• [Problem requirements]: Narrow the data below down to the lines containing "marker".

• [Exercise data]:
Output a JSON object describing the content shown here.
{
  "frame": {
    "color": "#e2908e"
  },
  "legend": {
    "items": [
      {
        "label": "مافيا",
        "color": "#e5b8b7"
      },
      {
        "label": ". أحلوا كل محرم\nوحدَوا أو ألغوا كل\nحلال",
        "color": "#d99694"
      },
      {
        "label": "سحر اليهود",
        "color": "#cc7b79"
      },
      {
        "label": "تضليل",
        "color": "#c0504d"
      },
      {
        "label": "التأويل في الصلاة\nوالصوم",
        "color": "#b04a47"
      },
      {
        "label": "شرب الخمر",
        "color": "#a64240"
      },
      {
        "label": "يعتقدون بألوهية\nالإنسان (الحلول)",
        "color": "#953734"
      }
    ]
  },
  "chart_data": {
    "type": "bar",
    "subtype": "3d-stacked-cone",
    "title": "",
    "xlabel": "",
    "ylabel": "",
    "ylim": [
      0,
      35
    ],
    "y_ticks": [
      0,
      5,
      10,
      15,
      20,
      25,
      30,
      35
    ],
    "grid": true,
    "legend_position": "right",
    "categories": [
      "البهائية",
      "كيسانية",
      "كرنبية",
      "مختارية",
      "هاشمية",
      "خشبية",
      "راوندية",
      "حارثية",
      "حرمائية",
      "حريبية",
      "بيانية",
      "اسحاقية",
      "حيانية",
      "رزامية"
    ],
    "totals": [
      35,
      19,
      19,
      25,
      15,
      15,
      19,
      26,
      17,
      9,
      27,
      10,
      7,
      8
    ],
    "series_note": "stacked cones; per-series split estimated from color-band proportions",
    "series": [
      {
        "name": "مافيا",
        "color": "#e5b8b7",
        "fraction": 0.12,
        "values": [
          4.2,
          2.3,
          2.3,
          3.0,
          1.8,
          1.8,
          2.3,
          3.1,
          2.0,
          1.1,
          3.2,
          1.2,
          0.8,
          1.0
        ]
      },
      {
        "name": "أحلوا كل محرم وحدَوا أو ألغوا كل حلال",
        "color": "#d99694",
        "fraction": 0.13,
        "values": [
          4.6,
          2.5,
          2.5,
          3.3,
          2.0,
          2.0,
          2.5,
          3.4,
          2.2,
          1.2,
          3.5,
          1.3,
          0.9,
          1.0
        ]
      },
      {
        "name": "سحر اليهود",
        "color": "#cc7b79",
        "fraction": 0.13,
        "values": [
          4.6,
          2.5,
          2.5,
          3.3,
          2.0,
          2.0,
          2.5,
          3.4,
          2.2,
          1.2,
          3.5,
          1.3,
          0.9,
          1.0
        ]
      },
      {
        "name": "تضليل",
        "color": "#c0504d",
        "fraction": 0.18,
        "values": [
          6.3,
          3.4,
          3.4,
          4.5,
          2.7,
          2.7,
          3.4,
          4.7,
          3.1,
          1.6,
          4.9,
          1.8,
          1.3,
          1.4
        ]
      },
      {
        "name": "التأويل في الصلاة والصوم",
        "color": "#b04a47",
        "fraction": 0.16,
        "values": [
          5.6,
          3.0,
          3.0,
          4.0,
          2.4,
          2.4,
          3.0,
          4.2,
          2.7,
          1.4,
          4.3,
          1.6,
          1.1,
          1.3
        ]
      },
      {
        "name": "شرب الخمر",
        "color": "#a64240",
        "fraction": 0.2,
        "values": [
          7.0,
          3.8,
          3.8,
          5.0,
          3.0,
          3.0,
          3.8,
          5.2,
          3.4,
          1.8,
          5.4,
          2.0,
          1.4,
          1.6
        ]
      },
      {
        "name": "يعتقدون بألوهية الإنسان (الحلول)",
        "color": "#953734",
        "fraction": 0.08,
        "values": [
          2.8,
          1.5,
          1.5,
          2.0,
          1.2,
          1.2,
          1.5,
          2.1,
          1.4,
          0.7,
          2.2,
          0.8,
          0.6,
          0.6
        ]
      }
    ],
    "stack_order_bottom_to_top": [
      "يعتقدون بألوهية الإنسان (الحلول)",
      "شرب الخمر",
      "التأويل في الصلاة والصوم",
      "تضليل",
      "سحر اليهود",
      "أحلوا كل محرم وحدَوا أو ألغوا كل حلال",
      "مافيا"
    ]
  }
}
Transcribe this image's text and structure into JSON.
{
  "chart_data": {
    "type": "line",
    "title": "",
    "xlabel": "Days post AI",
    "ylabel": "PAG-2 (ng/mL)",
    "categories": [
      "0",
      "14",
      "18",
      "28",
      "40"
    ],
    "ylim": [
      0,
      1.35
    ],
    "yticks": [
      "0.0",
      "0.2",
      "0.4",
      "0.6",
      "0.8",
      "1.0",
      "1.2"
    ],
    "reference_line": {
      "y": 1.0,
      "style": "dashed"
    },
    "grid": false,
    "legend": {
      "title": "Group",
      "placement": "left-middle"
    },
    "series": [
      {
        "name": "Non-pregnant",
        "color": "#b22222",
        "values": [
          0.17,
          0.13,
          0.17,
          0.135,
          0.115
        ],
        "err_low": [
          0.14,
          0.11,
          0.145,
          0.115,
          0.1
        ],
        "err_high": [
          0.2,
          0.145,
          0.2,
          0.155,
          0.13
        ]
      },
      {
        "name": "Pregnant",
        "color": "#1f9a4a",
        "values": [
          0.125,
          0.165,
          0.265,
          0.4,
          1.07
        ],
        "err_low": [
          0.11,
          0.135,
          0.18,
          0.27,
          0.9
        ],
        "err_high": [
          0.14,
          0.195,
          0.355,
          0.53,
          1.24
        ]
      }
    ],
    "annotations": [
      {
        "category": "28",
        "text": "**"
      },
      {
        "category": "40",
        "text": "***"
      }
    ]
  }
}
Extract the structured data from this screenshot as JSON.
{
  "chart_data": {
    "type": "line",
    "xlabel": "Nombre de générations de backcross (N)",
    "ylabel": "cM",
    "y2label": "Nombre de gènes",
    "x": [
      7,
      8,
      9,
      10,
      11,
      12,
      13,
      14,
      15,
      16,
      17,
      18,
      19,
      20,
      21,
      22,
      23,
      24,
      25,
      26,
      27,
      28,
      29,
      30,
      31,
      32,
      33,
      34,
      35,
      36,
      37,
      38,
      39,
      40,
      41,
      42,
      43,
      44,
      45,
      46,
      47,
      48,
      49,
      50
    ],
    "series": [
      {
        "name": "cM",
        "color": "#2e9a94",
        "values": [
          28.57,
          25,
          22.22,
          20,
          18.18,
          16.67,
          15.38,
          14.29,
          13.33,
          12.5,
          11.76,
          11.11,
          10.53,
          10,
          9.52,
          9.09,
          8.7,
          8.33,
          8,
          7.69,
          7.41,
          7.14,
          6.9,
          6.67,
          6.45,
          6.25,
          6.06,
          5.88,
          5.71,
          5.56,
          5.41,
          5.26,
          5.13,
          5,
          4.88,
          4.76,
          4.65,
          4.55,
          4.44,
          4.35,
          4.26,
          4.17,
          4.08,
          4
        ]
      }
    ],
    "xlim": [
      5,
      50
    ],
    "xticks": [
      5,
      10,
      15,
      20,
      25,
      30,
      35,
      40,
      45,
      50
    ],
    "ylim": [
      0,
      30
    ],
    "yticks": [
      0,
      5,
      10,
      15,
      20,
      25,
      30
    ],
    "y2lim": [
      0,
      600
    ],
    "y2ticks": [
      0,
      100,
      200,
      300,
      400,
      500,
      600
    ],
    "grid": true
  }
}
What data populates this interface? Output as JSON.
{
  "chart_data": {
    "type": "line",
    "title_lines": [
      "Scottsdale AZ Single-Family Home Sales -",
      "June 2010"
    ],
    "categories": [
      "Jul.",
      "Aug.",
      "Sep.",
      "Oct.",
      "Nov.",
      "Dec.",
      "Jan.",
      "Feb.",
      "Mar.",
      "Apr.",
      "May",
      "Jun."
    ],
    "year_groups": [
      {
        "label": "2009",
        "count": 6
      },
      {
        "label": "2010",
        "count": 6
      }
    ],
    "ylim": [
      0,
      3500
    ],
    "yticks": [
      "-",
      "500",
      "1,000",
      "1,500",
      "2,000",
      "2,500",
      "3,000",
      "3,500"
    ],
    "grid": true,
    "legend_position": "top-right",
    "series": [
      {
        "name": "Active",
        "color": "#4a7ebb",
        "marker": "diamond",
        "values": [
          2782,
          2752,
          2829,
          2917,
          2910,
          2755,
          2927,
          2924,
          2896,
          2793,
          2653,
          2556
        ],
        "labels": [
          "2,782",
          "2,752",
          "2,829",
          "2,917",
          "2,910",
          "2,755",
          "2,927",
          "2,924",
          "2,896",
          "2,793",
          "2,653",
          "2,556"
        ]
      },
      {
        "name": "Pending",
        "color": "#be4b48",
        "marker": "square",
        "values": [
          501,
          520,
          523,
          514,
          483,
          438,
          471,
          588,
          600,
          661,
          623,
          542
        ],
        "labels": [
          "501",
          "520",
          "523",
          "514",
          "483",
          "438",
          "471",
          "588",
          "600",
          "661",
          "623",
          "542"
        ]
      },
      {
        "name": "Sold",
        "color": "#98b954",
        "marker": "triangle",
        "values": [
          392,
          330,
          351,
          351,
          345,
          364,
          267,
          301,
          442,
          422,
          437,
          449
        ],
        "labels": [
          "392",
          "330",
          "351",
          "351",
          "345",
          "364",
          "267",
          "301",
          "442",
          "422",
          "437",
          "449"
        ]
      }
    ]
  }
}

• [Task output]:
        "marker": "diamond",
        "marker": "square",
        "marker": "triangle",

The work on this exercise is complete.